* START *

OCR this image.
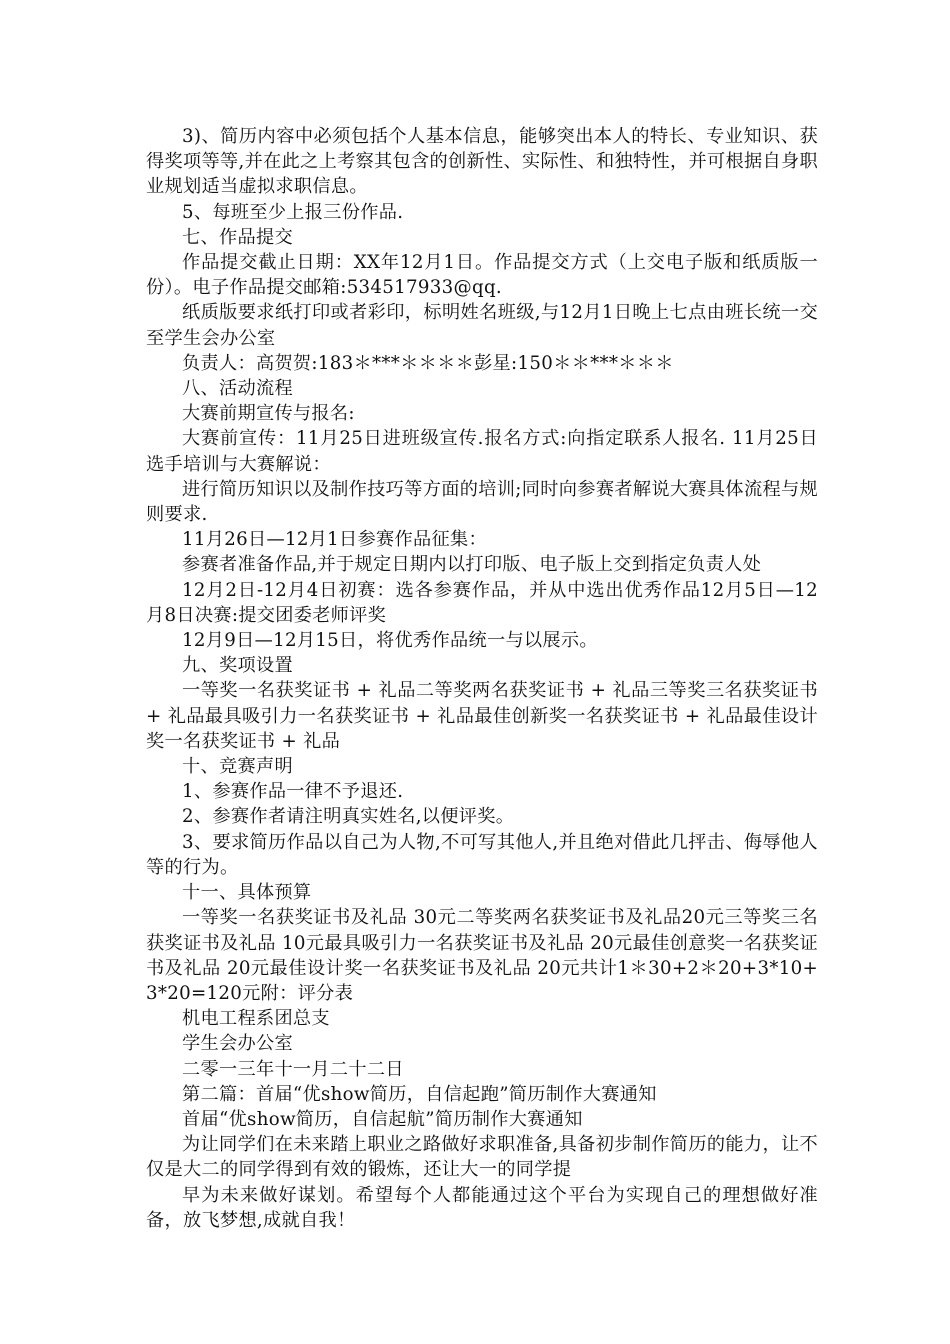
3)、简历内容中必须包括个人基本信息，能够突出本人的特长、专业知识、获得奖项等等,并在此之上考察其包含的创新性、实际性、和独特性，并可根据自身职业规划适当虚拟求职信息。

5、每班至少上报三份作品.

七、作品提交

作品提交截止日期：XX年12月1日。作品提交方式（上交电子版和纸质版一份）。电子作品提交邮箱:534517933@qq.

纸质版要求纸打印或者彩印，标明姓名班级,与12月1日晚上七点由班长统一交至学生会办公室

负责人：高贺贺:183＊***＊＊＊＊彭星:150＊＊***＊＊＊

八、活动流程

大赛前期宣传与报名:

大赛前宣传：11月25日进班级宣传.报名方式:向指定联系人报名. 11月25日选手培训与大赛解说：

进行简历知识以及制作技巧等方面的培训;同时向参赛者解说大赛具体流程与规则要求.

11月26日—12月1日参赛作品征集：

参赛者准备作品,并于规定日期内以打印版、电子版上交到指定负责人处

12月2日-12月4日初赛：选各参赛作品，并从中选出优秀作品12月5日—12月8日决赛:提交团委老师评奖

12月9日—12月15日，将优秀作品统一与以展示。

九、奖项设置

一等奖一名获奖证书 + 礼品二等奖两名获奖证书 + 礼品三等奖三名获奖证书 + 礼品最具吸引力一名获奖证书 + 礼品最佳创新奖一名获奖证书 + 礼品最佳设计奖一名获奖证书 + 礼品

十、竞赛声明

1、参赛作品一律不予退还.

2、参赛作者请注明真实姓名,以便评奖。

3、要求简历作品以自己为人物,不可写其他人,并且绝对借此几抨击、侮辱他人等的行为。

十一、具体预算

一等奖一名获奖证书及礼品 30元二等奖两名获奖证书及礼品20元三等奖三名获奖证书及礼品 10元最具吸引力一名获奖证书及礼品 20元最佳创意奖一名获奖证书及礼品 20元最佳设计奖一名获奖证书及礼品 20元共计1＊30+2＊20+3*10+3*20=120元附：评分表

机电工程系团总支

学生会办公室

二零一三年十一月二十二日

第二篇：首届“优show简历，自信起跑”简历制作大赛通知

首届“优show简历，自信起航”简历制作大赛通知

为让同学们在未来踏上职业之路做好求职准备,具备初步制作简历的能力，让不仅是大二的同学得到有效的锻炼，还让大一的同学提

早为未来做好谋划。希望每个人都能通过这个平台为实现自己的理想做好准备，放飞梦想,成就自我！
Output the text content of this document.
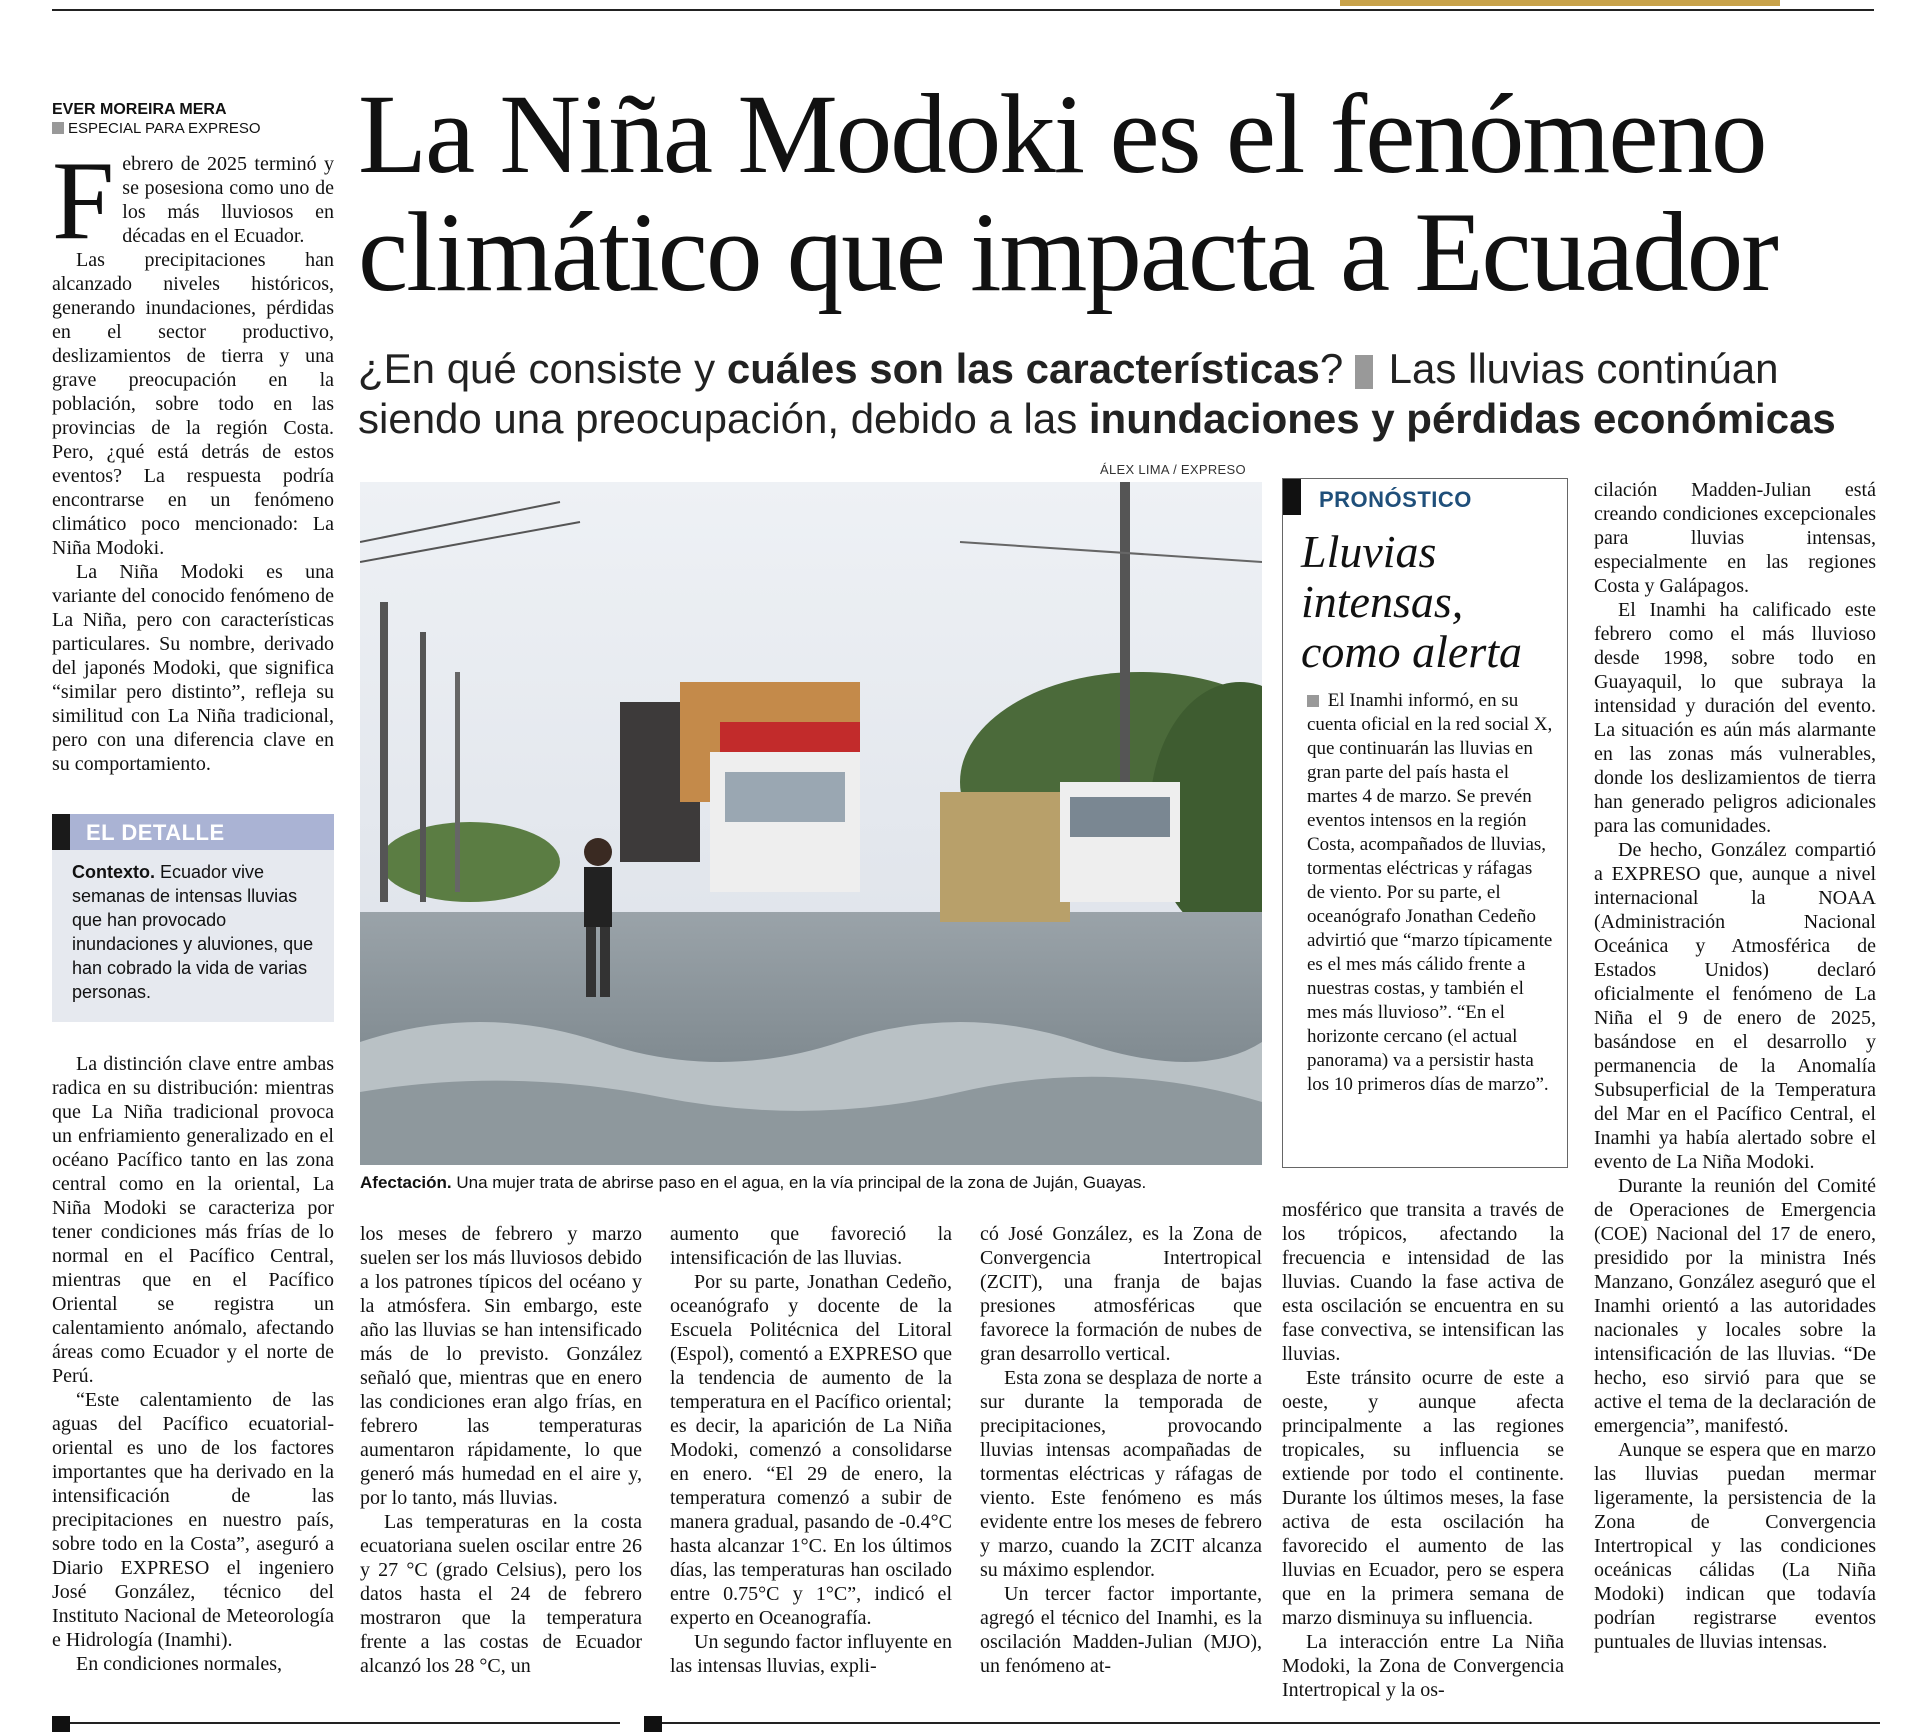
EVER MOREIRA MERA
ESPECIAL PARA EXPRESO La Niña Modoki es el fenómeno
climático que impacta a Ecuador
¿En qué consiste y cuáles son las características?  Las lluvias continúan
siendo una preocupación, debido a las inundaciones y pérdidas económicas

Febrero de 2025 terminó y se posesiona como uno de los más lluviosos en décadas en el Ecuador.

Las precipitaciones han alcanzado niveles históricos, generando inundaciones, pérdidas en el sector productivo, deslizamientos de tierra y una grave preocupación en la población, sobre todo en las provincias de la región Costa. Pero, ¿qué está detrás de estos eventos? La respuesta podría encontrarse en un fenómeno climático poco mencionado: La Niña Modoki.

La Niña Modoki es una variante del conocido fenómeno de La Niña, pero con características particulares. Su nombre, derivado del japonés Modoki, que significa “similar pero distinto”, refleja su similitud con La Niña tradicional, pero con una diferencia clave en su comportamiento.

EL DETALLE
Contexto. Ecuador vive semanas de intensas lluvias que han provocado inundaciones y aluviones, que han cobrado la vida de varias personas.

La distinción clave entre ambas radica en su distribución: mientras que La Niña tradicional provoca un enfriamiento generalizado en el océano Pacífico tanto en las zona central como en la oriental, La Niña Modoki se caracteriza por tener condiciones más frías de lo normal en el Pacífico Central, mientras que en el Pacífico Oriental se registra un calentamiento anómalo, afectando áreas como Ecuador y el norte de Perú.

“Este calentamiento de las aguas del Pacífico ecuatorial-oriental es uno de los factores importantes que ha derivado en la intensificación de las precipitaciones en nuestro país, sobre todo en la Costa”, aseguró a Diario EXPRESO el ingeniero José González, técnico del Instituto Nacional de Meteorología e Hidrología (Inamhi).

En condiciones normales,

ÁLEX LIMA / EXPRESO
Afectación. Una mujer trata de abrirse paso en el agua, en la vía principal de la zona de Juján, Guayas.

los meses de febrero y marzo suelen ser los más lluviosos debido a los patrones típicos del océano y la atmósfera. Sin embargo, este año las lluvias se han intensificado más de lo previsto. González señaló que, mientras que en enero las condiciones eran algo frías, en febrero las temperaturas aumentaron rápidamente, lo que generó más humedad en el aire y, por lo tanto, más lluvias.

Las temperaturas en la costa ecuatoriana suelen oscilar entre 26 y 27 °C (grado Celsius), pero los datos hasta el 24 de febrero mostraron que la temperatura frente a las costas de Ecuador alcanzó los 28 °C, un

aumento que favoreció la intensificación de las lluvias.

Por su parte, Jonathan Cedeño, oceanógrafo y docente de la Escuela Politécnica del Litoral (Espol), comentó a EXPRESO que la tendencia de aumento de la temperatura en el Pacífico oriental; es decir, la aparición de La Niña Modoki, comenzó a consolidarse en enero. “El 29 de enero, la temperatura comenzó a subir de manera gradual, pasando de -0.4°C hasta alcanzar 1°C. En los últimos días, las temperaturas han oscilado entre 0.75°C y 1°C”, indicó el experto en Oceanografía.

Un segundo factor influyente en las intensas lluvias, expli-

có José González, es la Zona de Convergencia Intertropical (ZCIT), una franja de bajas presiones atmosféricas que favorece la formación de nubes de gran desarrollo vertical.

Esta zona se desplaza de norte a sur durante la temporada de precipitaciones, provocando lluvias intensas acompañadas de tormentas eléctricas y ráfagas de viento. Este fenómeno es más evidente entre los meses de febrero y marzo, cuando la ZCIT alcanza su máximo esplendor.

Un tercer factor importante, agregó el técnico del Inamhi, es la oscilación Madden-Julian (MJO), un fenómeno at-

PRONÓSTICO
Lluvias intensas, como alerta
El Inamhi informó, en su cuenta oficial en la red social X, que continuarán las lluvias en gran parte del país hasta el martes 4 de marzo. Se prevén eventos intensos en la región Costa, acompañados de lluvias, tormentas eléctricas y ráfagas de viento. Por su parte, el oceanógrafo Jonathan Cedeño advirtió que “marzo típicamente es el mes más cálido frente a nuestras costas, y también el mes más lluvioso”. “En el horizonte cercano (el actual panorama) va a persistir hasta los 10 primeros días de marzo”.

mosférico que transita a través de los trópicos, afectando la frecuencia e intensidad de las lluvias. Cuando la fase activa de esta oscilación se encuentra en su fase convectiva, se intensifican las lluvias.

Este tránsito ocurre de este a oeste, y aunque afecta principalmente a las regiones tropicales, su influencia se extiende por todo el continente. Durante los últimos meses, la fase activa de esta oscilación ha favorecido el aumento de las lluvias en Ecuador, pero se espera que en la primera semana de marzo disminuya su influencia.

La interacción entre La Niña Modoki, la Zona de Convergencia Intertropical y la os-

cilación Madden-Julian está creando condiciones excepcionales para lluvias intensas, especialmente en las regiones Costa y Galápagos.

El Inamhi ha calificado este febrero como el más lluvioso desde 1998, sobre todo en Guayaquil, lo que subraya la intensidad y duración del evento. La situación es aún más alarmante en las zonas más vulnerables, donde los deslizamientos de tierra han generado peligros adicionales para las comunidades.

De hecho, González compartió a EXPRESO que, aunque a nivel internacional la NOAA (Administración Nacional Oceánica y Atmosférica de Estados Unidos) declaró oficialmente el fenómeno de La Niña el 9 de enero de 2025, basándose en el desarrollo y permanencia de la Anomalía Subsuperficial de la Temperatura del Mar en el Pacífico Central, el Inamhi ya había alertado sobre el evento de La Niña Modoki.

Durante la reunión del Comité de Operaciones de Emergencia (COE) Nacional del 17 de enero, presidido por la ministra Inés Manzano, González aseguró que el Inamhi orientó a las autoridades nacionales y locales sobre la intensificación de las lluvias. “De hecho, eso sirvió para que se active el tema de la declaración de emergencia”, manifestó.

Aunque se espera que en marzo las lluvias puedan mermar ligeramente, la persistencia de la Zona de Convergencia Intertropical y las condiciones oceánicas cálidas (La Niña Modoki) indican que todavía podrían registrarse eventos puntuales de lluvias intensas.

* END *

Required task: Pick every line with "优show简历" in it and copy it.

The answer:
第二篇：首届“优show简历，自信起跑”简历制作大赛通知
首届“优show简历，自信起航”简历制作大赛通知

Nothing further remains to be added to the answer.